(STATED EXERCISE): Examine the records and identify each line that includes the string "Control". Copy those lines.

━━━ EXERCISE MATERIAL ━━━

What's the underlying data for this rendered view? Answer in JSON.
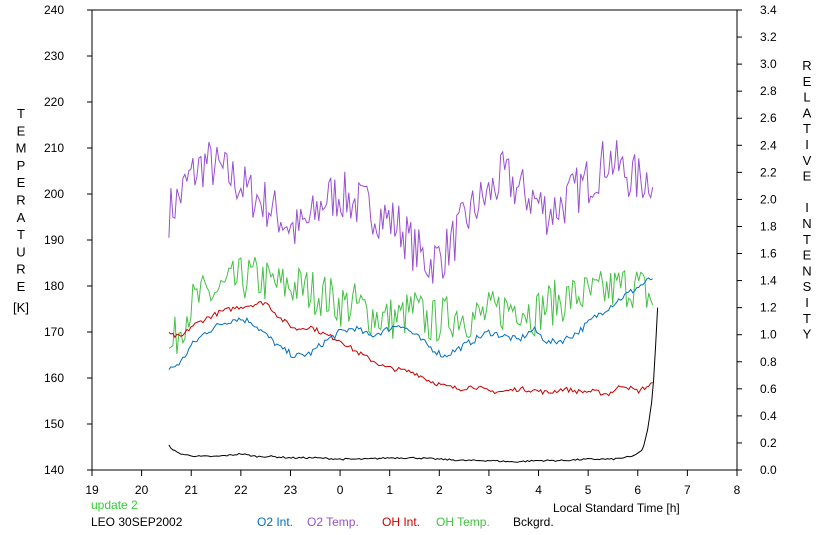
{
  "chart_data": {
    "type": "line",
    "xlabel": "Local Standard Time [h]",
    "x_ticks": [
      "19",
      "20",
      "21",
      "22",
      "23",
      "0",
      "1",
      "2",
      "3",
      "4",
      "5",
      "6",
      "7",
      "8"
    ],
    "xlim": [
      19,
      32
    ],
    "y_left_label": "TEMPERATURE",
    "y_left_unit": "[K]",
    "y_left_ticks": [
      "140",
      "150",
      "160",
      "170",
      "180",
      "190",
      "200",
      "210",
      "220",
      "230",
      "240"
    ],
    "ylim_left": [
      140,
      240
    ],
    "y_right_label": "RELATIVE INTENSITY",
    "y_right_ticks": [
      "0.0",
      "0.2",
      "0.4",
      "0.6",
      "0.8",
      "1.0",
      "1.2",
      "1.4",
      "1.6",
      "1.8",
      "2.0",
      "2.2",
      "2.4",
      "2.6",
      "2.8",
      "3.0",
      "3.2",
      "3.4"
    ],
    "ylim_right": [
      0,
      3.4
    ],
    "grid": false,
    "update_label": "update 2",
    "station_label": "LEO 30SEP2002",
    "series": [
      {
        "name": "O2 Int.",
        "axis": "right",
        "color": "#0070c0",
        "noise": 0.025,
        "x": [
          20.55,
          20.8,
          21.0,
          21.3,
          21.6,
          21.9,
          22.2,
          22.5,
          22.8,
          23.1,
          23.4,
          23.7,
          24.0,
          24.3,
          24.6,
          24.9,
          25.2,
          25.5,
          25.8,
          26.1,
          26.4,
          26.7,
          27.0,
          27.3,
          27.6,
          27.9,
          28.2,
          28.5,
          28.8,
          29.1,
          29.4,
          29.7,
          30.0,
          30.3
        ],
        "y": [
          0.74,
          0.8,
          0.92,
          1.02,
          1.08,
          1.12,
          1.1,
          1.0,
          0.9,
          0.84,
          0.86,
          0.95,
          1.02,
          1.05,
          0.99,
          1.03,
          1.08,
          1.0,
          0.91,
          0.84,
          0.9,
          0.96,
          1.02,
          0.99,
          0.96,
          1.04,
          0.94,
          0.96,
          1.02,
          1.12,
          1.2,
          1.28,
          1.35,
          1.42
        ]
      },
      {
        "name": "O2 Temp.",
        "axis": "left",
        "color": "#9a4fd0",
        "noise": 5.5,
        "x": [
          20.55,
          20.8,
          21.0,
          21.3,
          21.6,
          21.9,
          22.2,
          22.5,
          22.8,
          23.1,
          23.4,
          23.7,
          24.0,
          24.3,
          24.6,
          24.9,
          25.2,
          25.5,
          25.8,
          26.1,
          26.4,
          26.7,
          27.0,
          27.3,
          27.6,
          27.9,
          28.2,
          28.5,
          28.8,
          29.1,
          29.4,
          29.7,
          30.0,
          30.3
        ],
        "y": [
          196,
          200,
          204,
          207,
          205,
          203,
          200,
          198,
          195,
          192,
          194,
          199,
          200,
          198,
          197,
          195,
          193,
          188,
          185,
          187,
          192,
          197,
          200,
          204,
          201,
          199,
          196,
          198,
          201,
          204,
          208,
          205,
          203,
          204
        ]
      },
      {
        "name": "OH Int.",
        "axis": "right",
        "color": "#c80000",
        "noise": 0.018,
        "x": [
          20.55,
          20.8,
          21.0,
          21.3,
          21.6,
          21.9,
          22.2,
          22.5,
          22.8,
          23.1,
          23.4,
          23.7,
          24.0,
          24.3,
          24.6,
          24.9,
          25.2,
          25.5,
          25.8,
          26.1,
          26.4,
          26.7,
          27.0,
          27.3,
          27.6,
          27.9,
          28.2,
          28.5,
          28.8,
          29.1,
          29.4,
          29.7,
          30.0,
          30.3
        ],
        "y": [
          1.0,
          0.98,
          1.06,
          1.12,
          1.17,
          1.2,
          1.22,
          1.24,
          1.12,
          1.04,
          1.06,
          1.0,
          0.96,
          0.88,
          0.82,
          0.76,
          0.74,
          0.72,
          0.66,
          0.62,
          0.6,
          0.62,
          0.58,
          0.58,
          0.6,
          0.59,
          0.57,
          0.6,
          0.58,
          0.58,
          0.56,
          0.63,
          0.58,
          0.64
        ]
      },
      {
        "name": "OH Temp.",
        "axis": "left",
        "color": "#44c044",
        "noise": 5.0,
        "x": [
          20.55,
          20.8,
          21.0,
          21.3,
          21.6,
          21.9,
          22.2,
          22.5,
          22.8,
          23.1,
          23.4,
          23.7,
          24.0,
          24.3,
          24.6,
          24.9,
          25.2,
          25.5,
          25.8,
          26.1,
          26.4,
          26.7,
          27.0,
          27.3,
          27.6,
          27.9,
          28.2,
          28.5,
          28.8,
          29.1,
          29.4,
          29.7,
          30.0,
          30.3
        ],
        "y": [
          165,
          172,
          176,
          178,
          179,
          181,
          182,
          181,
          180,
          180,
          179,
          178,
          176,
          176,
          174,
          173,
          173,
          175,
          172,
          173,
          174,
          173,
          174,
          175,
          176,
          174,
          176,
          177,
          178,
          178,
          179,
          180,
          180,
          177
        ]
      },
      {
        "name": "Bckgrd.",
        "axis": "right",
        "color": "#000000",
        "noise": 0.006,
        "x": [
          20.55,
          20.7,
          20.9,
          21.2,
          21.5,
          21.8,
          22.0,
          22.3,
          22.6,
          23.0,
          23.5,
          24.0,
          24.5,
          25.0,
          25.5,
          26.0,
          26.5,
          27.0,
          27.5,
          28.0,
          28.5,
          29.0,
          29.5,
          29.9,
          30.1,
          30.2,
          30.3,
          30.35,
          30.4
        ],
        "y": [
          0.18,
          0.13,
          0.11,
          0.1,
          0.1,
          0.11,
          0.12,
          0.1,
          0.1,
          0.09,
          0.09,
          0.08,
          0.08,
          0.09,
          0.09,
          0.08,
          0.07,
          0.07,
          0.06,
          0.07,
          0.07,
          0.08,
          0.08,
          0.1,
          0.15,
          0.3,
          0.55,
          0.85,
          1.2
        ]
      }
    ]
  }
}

━━━
━━━ EXERCISE MATERIAL ━━━

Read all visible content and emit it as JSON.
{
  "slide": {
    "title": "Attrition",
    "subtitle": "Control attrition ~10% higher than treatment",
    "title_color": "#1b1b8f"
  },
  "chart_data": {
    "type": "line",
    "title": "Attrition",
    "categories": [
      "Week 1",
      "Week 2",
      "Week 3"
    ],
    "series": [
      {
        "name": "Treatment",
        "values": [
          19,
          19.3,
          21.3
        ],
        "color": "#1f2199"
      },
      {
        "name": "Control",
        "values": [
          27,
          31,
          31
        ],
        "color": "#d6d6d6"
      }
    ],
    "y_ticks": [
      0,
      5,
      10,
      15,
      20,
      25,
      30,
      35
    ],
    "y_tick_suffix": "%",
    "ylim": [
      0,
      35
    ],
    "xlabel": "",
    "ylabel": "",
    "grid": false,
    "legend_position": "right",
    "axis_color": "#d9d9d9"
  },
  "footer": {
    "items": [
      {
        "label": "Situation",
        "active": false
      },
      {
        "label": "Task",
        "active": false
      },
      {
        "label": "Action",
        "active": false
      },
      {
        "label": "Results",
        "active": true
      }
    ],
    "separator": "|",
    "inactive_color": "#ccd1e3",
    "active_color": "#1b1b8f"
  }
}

━━━

(COMPLETE ANSWER):
    "subtitle": "Control attrition ~10% higher than treatment",
        "name": "Control",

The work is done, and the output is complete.